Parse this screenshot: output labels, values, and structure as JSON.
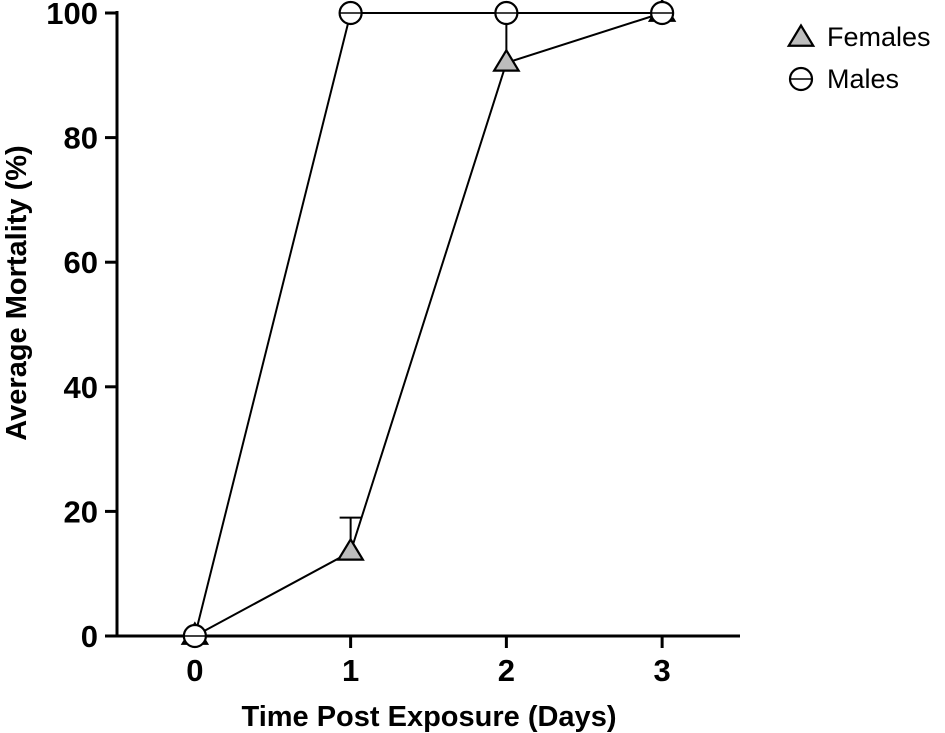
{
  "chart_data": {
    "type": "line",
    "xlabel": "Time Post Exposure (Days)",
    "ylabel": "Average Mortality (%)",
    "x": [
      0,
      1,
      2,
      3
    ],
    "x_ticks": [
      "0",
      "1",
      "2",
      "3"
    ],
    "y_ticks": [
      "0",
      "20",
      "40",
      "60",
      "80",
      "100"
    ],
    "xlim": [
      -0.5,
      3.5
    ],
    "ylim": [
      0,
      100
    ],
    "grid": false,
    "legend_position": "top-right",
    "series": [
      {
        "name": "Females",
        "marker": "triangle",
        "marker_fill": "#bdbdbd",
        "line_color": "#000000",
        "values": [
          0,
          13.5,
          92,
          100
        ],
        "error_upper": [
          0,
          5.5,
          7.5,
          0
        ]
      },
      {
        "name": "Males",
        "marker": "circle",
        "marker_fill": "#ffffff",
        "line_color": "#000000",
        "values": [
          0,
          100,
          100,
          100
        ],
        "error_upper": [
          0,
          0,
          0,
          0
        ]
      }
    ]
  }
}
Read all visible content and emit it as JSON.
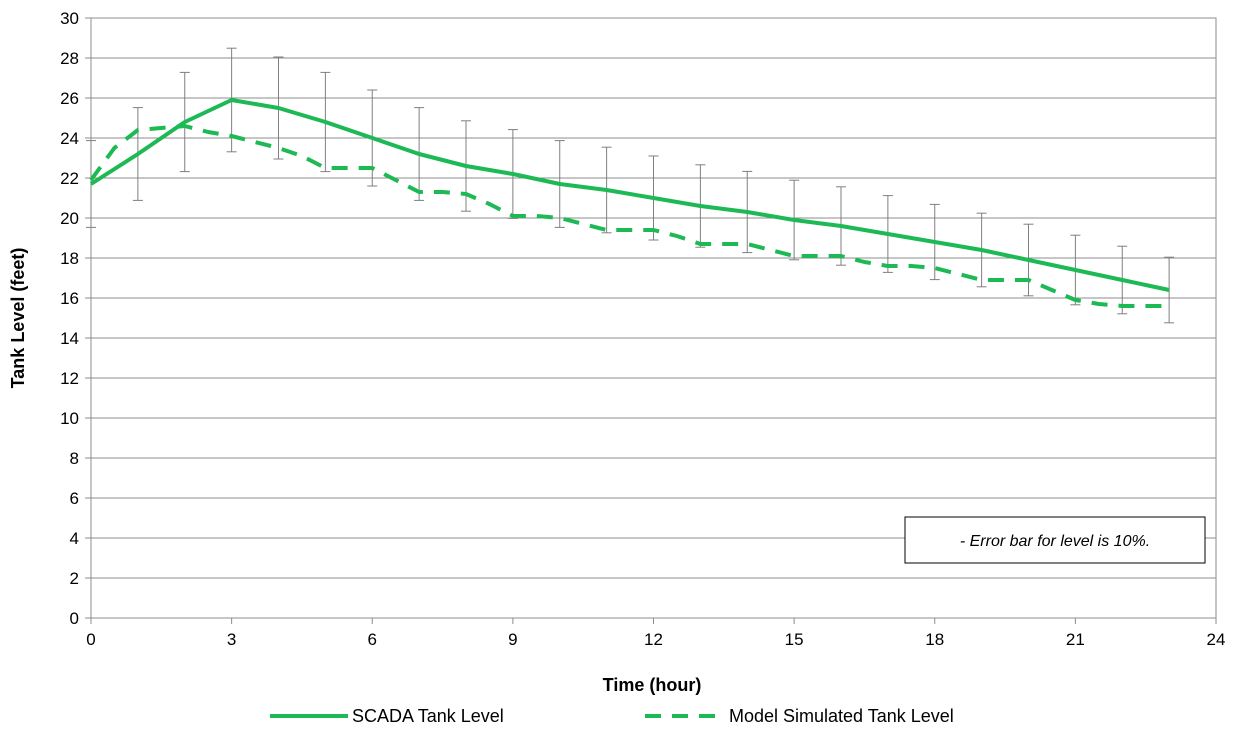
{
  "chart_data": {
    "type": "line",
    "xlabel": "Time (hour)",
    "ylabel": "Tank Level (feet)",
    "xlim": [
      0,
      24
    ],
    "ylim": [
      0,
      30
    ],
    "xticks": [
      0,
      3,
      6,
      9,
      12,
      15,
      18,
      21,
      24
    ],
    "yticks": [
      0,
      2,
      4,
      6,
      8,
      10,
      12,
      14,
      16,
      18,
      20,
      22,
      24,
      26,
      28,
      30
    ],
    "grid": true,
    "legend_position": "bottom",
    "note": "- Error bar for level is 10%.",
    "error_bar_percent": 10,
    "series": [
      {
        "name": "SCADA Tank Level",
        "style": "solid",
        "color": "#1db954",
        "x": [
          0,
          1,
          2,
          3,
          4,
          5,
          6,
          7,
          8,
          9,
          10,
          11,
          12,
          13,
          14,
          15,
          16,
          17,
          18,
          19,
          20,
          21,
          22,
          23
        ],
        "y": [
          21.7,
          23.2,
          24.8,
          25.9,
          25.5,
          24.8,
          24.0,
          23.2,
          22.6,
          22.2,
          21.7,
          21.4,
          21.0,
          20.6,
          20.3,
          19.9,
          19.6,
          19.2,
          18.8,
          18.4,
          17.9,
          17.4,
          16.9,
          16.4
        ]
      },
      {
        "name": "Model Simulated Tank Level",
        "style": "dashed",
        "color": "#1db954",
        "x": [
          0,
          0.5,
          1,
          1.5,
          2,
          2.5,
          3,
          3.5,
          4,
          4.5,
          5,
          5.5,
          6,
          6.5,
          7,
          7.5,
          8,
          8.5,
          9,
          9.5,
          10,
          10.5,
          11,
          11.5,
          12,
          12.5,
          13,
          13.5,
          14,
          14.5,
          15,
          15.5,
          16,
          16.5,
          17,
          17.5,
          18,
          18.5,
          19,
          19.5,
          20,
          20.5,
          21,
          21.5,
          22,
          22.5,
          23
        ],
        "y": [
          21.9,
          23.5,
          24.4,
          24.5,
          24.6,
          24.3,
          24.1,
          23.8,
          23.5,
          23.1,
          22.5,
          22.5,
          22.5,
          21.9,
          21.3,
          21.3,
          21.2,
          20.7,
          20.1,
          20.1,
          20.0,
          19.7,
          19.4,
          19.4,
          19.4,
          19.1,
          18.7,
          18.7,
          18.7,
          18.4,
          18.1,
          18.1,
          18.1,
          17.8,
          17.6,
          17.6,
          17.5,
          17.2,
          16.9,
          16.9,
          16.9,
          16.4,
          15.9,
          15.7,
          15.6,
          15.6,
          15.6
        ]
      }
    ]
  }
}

......

# YOUR TASK
Every entry must be written out exactly, with all pictures left out.

# SOLVED EXERCISE
Parse this screenshot: output labels, values, and structure as JSON.
{
  "chart_data": {
    "type": "line",
    "xlabel": "Time Post Exposure (Days)",
    "ylabel": "Average Mortality (%)",
    "x": [
      0,
      1,
      2,
      3
    ],
    "x_ticks": [
      "0",
      "1",
      "2",
      "3"
    ],
    "y_ticks": [
      "0",
      "20",
      "40",
      "60",
      "80",
      "100"
    ],
    "xlim": [
      -0.5,
      3.5
    ],
    "ylim": [
      0,
      100
    ],
    "grid": false,
    "legend_position": "top-right",
    "series": [
      {
        "name": "Females",
        "marker": "triangle",
        "marker_fill": "#bdbdbd",
        "line_color": "#000000",
        "values": [
          0,
          13.5,
          92,
          100
        ],
        "error_upper": [
          0,
          5.5,
          7.5,
          0
        ]
      },
      {
        "name": "Males",
        "marker": "circle",
        "marker_fill": "#ffffff",
        "line_color": "#000000",
        "values": [
          0,
          100,
          100,
          100
        ],
        "error_upper": [
          0,
          0,
          0,
          0
        ]
      }
    ]
  }
}
Read all visible content and emit it as JSON.
{
  "chart_data": {
    "type": "line",
    "xlabel": "Time (hour)",
    "ylabel": "Tank Level (feet)",
    "xlim": [
      0,
      24
    ],
    "ylim": [
      0,
      30
    ],
    "xticks": [
      0,
      3,
      6,
      9,
      12,
      15,
      18,
      21,
      24
    ],
    "yticks": [
      0,
      2,
      4,
      6,
      8,
      10,
      12,
      14,
      16,
      18,
      20,
      22,
      24,
      26,
      28,
      30
    ],
    "grid": true,
    "legend_position": "bottom",
    "note": "- Error bar for level is 10%.",
    "error_bar_percent": 10,
    "series": [
      {
        "name": "SCADA Tank Level",
        "style": "solid",
        "color": "#1db954",
        "x": [
          0,
          1,
          2,
          3,
          4,
          5,
          6,
          7,
          8,
          9,
          10,
          11,
          12,
          13,
          14,
          15,
          16,
          17,
          18,
          19,
          20,
          21,
          22,
          23
        ],
        "y": [
          21.7,
          23.2,
          24.8,
          25.9,
          25.5,
          24.8,
          24.0,
          23.2,
          22.6,
          22.2,
          21.7,
          21.4,
          21.0,
          20.6,
          20.3,
          19.9,
          19.6,
          19.2,
          18.8,
          18.4,
          17.9,
          17.4,
          16.9,
          16.4
        ]
      },
      {
        "name": "Model Simulated Tank Level",
        "style": "dashed",
        "color": "#1db954",
        "x": [
          0,
          0.5,
          1,
          1.5,
          2,
          2.5,
          3,
          3.5,
          4,
          4.5,
          5,
          5.5,
          6,
          6.5,
          7,
          7.5,
          8,
          8.5,
          9,
          9.5,
          10,
          10.5,
          11,
          11.5,
          12,
          12.5,
          13,
          13.5,
          14,
          14.5,
          15,
          15.5,
          16,
          16.5,
          17,
          17.5,
          18,
          18.5,
          19,
          19.5,
          20,
          20.5,
          21,
          21.5,
          22,
          22.5,
          23
        ],
        "y": [
          21.9,
          23.5,
          24.4,
          24.5,
          24.6,
          24.3,
          24.1,
          23.8,
          23.5,
          23.1,
          22.5,
          22.5,
          22.5,
          21.9,
          21.3,
          21.3,
          21.2,
          20.7,
          20.1,
          20.1,
          20.0,
          19.7,
          19.4,
          19.4,
          19.4,
          19.1,
          18.7,
          18.7,
          18.7,
          18.4,
          18.1,
          18.1,
          18.1,
          17.8,
          17.6,
          17.6,
          17.5,
          17.2,
          16.9,
          16.9,
          16.9,
          16.4,
          15.9,
          15.7,
          15.6,
          15.6,
          15.6
        ]
      }
    ]
  }
}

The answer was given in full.